● OBJECTIVE
The entries below should be output exactly as written.

● DATA EXTRACT
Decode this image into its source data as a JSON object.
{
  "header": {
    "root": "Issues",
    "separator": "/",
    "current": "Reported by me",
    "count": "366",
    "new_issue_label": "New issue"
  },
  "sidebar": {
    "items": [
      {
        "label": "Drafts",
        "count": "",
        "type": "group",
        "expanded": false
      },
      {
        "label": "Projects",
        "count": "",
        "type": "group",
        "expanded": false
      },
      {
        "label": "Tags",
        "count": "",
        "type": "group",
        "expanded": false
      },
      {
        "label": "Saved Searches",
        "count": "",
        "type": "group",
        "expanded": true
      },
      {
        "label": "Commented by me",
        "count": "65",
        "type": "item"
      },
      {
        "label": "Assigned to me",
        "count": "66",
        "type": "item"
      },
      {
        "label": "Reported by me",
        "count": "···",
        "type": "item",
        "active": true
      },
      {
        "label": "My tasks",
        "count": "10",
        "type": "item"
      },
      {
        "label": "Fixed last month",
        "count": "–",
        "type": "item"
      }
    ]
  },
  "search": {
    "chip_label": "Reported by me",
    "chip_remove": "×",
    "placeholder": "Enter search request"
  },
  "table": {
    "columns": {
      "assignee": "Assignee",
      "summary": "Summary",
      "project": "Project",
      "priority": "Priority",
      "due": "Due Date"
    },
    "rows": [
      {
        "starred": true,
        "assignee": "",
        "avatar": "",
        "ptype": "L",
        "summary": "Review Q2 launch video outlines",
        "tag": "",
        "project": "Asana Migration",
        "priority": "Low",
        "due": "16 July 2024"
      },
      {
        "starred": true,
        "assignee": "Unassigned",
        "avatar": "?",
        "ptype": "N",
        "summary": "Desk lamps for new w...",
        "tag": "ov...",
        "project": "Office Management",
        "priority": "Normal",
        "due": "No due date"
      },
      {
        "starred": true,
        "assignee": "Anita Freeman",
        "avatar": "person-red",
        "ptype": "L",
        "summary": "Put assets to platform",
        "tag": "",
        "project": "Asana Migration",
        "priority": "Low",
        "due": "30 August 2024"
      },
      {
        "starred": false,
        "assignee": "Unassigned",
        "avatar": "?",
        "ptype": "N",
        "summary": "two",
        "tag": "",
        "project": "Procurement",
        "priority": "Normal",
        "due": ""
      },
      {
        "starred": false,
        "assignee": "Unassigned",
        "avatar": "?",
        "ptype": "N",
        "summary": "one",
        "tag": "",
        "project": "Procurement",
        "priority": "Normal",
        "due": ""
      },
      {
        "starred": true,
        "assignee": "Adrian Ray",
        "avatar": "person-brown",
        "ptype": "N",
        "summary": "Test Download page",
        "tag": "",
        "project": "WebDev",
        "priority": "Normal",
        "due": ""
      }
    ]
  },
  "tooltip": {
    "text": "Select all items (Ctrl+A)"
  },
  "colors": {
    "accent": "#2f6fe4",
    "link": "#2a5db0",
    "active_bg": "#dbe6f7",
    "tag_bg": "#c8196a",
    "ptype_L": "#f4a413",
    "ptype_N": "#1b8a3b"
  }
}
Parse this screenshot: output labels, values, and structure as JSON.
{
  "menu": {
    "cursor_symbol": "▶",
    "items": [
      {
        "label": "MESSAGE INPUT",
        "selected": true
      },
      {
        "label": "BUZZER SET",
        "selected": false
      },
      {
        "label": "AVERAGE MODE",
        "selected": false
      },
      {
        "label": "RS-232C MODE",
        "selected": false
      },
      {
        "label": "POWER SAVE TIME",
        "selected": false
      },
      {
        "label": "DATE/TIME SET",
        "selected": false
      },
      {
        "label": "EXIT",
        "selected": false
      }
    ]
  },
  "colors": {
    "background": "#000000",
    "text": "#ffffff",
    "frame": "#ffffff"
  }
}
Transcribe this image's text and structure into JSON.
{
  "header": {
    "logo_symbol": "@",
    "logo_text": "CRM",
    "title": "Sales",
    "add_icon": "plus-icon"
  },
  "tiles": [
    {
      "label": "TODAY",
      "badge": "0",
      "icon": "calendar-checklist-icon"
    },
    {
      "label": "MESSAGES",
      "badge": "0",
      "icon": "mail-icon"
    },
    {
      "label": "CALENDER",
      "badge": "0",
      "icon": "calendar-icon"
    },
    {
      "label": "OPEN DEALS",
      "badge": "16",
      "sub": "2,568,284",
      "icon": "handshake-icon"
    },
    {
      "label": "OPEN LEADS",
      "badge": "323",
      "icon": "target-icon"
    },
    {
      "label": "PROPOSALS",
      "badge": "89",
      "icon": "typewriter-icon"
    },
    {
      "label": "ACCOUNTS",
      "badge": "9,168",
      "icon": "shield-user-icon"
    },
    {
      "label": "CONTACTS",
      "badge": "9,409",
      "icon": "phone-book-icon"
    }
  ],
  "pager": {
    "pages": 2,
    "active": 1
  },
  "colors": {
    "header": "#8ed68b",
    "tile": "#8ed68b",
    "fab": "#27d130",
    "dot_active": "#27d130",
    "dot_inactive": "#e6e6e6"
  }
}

● CORRECT RESULT
Decode this image into its source data as a JSON object.
{
  "header": {
    "root": "Issues",
    "separator": "/",
    "current": "Reported by me",
    "count": "366",
    "new_issue_label": "New issue"
  },
  "sidebar": {
    "items": [
      {
        "label": "Drafts",
        "count": "",
        "type": "group",
        "expanded": false
      },
      {
        "label": "Projects",
        "count": "",
        "type": "group",
        "expanded": false
      },
      {
        "label": "Tags",
        "count": "",
        "type": "group",
        "expanded": false
      },
      {
        "label": "Saved Searches",
        "count": "",
        "type": "group",
        "expanded": true
      },
      {
        "label": "Commented by me",
        "count": "65",
        "type": "item"
      },
      {
        "label": "Assigned to me",
        "count": "66",
        "type": "item"
      },
      {
        "label": "Reported by me",
        "count": "···",
        "type": "item",
        "active": true
      },
      {
        "label": "My tasks",
        "count": "10",
        "type": "item"
      },
      {
        "label": "Fixed last month",
        "count": "–",
        "type": "item"
      }
    ]
  },
  "search": {
    "chip_label": "Reported by me",
    "chip_remove": "×",
    "placeholder": "Enter search request"
  },
  "table": {
    "columns": {
      "assignee": "Assignee",
      "summary": "Summary",
      "project": "Project",
      "priority": "Priority",
      "due": "Due Date"
    },
    "rows": [
      {
        "starred": true,
        "assignee": "",
        "avatar": "",
        "ptype": "L",
        "summary": "Review Q2 launch video outlines",
        "tag": "",
        "project": "Asana Migration",
        "priority": "Low",
        "due": "16 July 2024"
      },
      {
        "starred": true,
        "assignee": "Unassigned",
        "avatar": "?",
        "ptype": "N",
        "summary": "Desk lamps for new w...",
        "tag": "ov...",
        "project": "Office Management",
        "priority": "Normal",
        "due": "No due date"
      },
      {
        "starred": true,
        "assignee": "Anita Freeman",
        "avatar": "person-red",
        "ptype": "L",
        "summary": "Put assets to platform",
        "tag": "",
        "project": "Asana Migration",
        "priority": "Low",
        "due": "30 August 2024"
      },
      {
        "starred": false,
        "assignee": "Unassigned",
        "avatar": "?",
        "ptype": "N",
        "summary": "two",
        "tag": "",
        "project": "Procurement",
        "priority": "Normal",
        "due": ""
      },
      {
        "starred": false,
        "assignee": "Unassigned",
        "avatar": "?",
        "ptype": "N",
        "summary": "one",
        "tag": "",
        "project": "Procurement",
        "priority": "Normal",
        "due": ""
      },
      {
        "starred": true,
        "assignee": "Adrian Ray",
        "avatar": "person-brown",
        "ptype": "N",
        "summary": "Test Download page",
        "tag": "",
        "project": "WebDev",
        "priority": "Normal",
        "due": ""
      }
    ]
  },
  "tooltip": {
    "text": "Select all items (Ctrl+A)"
  },
  "colors": {
    "accent": "#2f6fe4",
    "link": "#2a5db0",
    "active_bg": "#dbe6f7",
    "tag_bg": "#c8196a",
    "ptype_L": "#f4a413",
    "ptype_N": "#1b8a3b"
  }
}
Parse this screenshot: output labels, values, and structure as JSON.
{
  "menu": {
    "cursor_symbol": "▶",
    "items": [
      {
        "label": "MESSAGE INPUT",
        "selected": true
      },
      {
        "label": "BUZZER SET",
        "selected": false
      },
      {
        "label": "AVERAGE MODE",
        "selected": false
      },
      {
        "label": "RS-232C MODE",
        "selected": false
      },
      {
        "label": "POWER SAVE TIME",
        "selected": false
      },
      {
        "label": "DATE/TIME SET",
        "selected": false
      },
      {
        "label": "EXIT",
        "selected": false
      }
    ]
  },
  "colors": {
    "background": "#000000",
    "text": "#ffffff",
    "frame": "#ffffff"
  }
}
Transcribe this image's text and structure into JSON.
{
  "header": {
    "logo_symbol": "@",
    "logo_text": "CRM",
    "title": "Sales",
    "add_icon": "plus-icon"
  },
  "tiles": [
    {
      "label": "TODAY",
      "badge": "0",
      "icon": "calendar-checklist-icon"
    },
    {
      "label": "MESSAGES",
      "badge": "0",
      "icon": "mail-icon"
    },
    {
      "label": "CALENDER",
      "badge": "0",
      "icon": "calendar-icon"
    },
    {
      "label": "OPEN DEALS",
      "badge": "16",
      "sub": "2,568,284",
      "icon": "handshake-icon"
    },
    {
      "label": "OPEN LEADS",
      "badge": "323",
      "icon": "target-icon"
    },
    {
      "label": "PROPOSALS",
      "badge": "89",
      "icon": "typewriter-icon"
    },
    {
      "label": "ACCOUNTS",
      "badge": "9,168",
      "icon": "shield-user-icon"
    },
    {
      "label": "CONTACTS",
      "badge": "9,409",
      "icon": "phone-book-icon"
    }
  ],
  "pager": {
    "pages": 2,
    "active": 1
  },
  "colors": {
    "header": "#8ed68b",
    "tile": "#8ed68b",
    "fab": "#27d130",
    "dot_active": "#27d130",
    "dot_inactive": "#e6e6e6"
  }
}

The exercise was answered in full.